From the entries below, pull out every line that contains the string "label" and copy each of those lines unchanged.

Coordinate annotation entries
##############################

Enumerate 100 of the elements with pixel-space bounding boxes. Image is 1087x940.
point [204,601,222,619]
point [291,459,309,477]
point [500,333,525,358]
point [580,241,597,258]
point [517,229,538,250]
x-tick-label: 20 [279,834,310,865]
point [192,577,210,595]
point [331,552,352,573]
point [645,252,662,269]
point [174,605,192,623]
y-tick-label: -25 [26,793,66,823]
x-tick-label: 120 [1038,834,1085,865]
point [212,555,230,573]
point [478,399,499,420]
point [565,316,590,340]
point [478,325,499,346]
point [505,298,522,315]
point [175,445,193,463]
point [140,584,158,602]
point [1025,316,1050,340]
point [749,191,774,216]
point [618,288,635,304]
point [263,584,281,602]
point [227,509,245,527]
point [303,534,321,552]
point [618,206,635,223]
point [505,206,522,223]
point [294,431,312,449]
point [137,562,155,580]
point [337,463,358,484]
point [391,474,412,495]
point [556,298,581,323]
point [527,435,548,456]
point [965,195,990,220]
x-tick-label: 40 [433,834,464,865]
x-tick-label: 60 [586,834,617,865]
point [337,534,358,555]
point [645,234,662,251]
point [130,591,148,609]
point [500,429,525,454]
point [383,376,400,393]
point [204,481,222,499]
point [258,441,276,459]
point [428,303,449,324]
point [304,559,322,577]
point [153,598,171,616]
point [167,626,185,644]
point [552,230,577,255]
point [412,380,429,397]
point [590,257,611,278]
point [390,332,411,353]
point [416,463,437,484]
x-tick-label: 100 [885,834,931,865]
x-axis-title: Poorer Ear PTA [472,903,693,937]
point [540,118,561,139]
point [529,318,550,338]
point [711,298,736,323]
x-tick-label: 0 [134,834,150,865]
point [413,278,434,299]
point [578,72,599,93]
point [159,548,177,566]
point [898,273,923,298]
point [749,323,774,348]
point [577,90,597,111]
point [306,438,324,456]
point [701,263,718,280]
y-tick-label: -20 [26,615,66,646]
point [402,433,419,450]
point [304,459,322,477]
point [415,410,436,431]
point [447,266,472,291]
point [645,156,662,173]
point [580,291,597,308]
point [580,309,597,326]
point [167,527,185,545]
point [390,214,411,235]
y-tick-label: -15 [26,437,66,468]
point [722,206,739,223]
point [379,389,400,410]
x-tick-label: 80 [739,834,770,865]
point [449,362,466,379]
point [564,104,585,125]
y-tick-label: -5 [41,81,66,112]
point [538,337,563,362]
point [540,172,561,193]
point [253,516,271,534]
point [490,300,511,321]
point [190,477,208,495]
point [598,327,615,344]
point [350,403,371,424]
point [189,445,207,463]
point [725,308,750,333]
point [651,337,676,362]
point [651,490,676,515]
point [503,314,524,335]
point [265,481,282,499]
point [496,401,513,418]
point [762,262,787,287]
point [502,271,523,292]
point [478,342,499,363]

##############################

■ **EXERCISE OUTPUT**
x-tick-label: 20 [279,834,310,865]
y-tick-label: -25 [26,793,66,823]
x-tick-label: 120 [1038,834,1085,865]
x-tick-label: 40 [433,834,464,865]
x-tick-label: 60 [586,834,617,865]
x-tick-label: 100 [885,834,931,865]
x-tick-label: 0 [134,834,150,865]
y-tick-label: -20 [26,615,66,646]
y-tick-label: -15 [26,437,66,468]
x-tick-label: 80 [739,834,770,865]
y-tick-label: -5 [41,81,66,112]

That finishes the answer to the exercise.